Daí para o passado, os autores apresentam elementos documentais com vista a estabelecer o encadeamento de atos que permitam concluir que o prédio em causa esteve na titularidade de privados.
Ocorre que, dada a excecionalidade da previsão legal, tem se se verificar a exata coincidência dos prédios apontados pelos autores de 1925 para trás, até 1868 – cfr. o critério legal, quando no art. 15.º, n.º 2, se refere a parcelas de leitos ou margens das águas do mar ou de quaisquer águas navegáveis ou flutuáveis deve provar documentalmente que tais terrenos eram (…)
É verdade que, os autores apresentaram vasta prova documental resultante de um processo rigoroso de investigação histórica que permite concluir que:
- Os terrenos objeto de transação de 1864 a 1925 situam-se sensivelmente na mesma área geográfica do que agora é dos autores;
- Existiam vários terrenos com confrontações com Rocha da Praia Grande, admitindo-se, como referido pela testemunha inquirida, que pudesse ter havido no registo, alguma volatilidade dos pontos cardeais, entre o sul e o poente;
- Foram transacionados vários terrenos privados,
Mas já não que aqueles, objeto de transação, têm a mesma localização e correspondem à mesma exata área geográfica do dos autores. E esse era ónus dos autores.
----
▶ [Objetivos]
**a.** Transcreva do excerto do documento, sem qualquer alteração, todo o trecho que vai desde "Daí para o passado, os" até "titularidade de privados.".
**b.** Indique todos os anos mencionados no excerto do documento.
**c.** Responda, com base no excerto do documento, às perguntas seguintes:
(i) Entre que anos foram transacionados os terrenos referidos?
(ii) Com que local tinham confrontações vários dos terrenos?
(iii) A quem cabia o ónus de provar que os terrenos transacionados correspondiam à mesma área geográfica?

▶ [Excerto dos dados]
----
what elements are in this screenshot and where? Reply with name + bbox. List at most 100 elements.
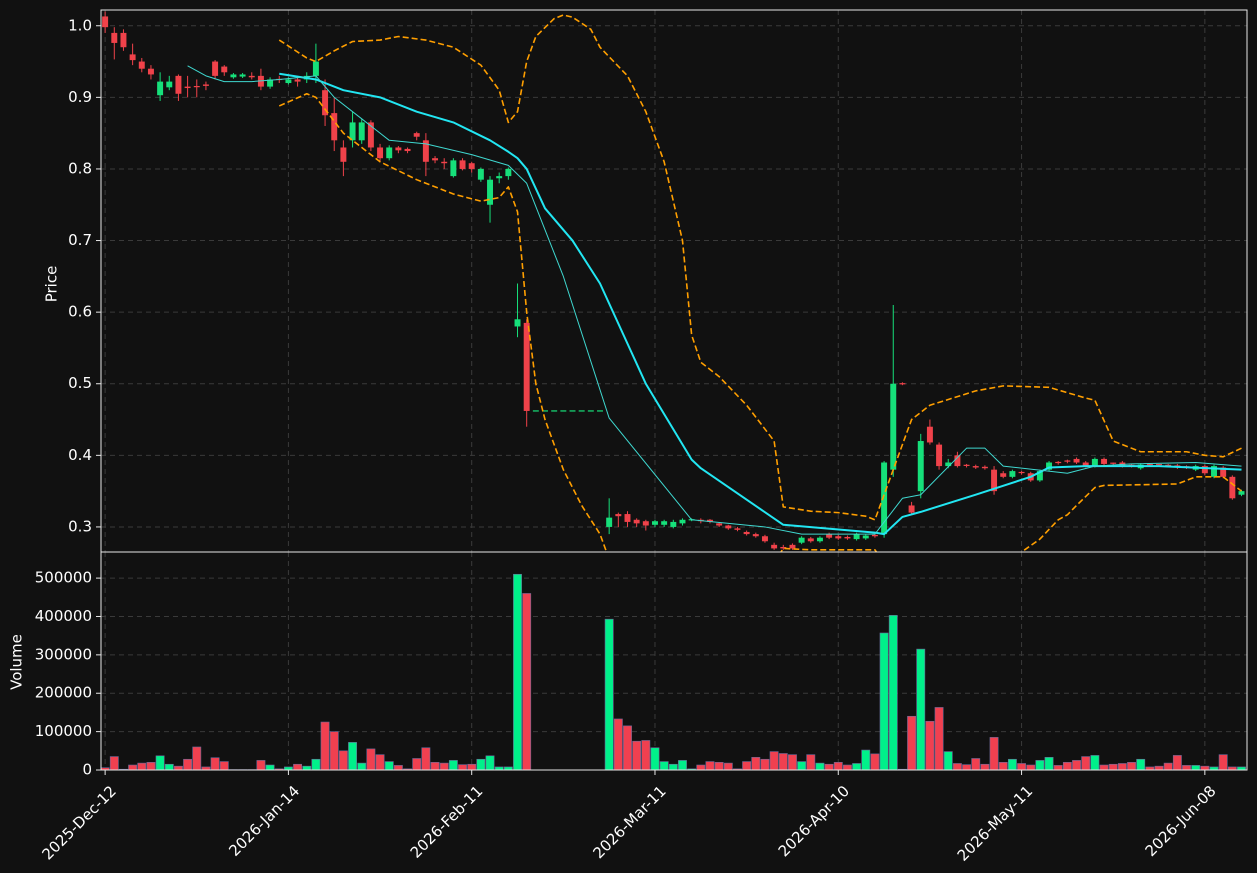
----
▶ [Respostas aos exercícios]
**a.**
Daí para o passado, os autores apresentam elementos documentais com vista a estabelecer o encadeamento de atos que permitam concluir que o prédio em causa esteve na titularidade de privados.

**b.** 1925, 1868, 1864

**c.**
(i) De 1864 a 1925.
(ii) Com a Rocha da Praia Grande.
(iii) Aos autores.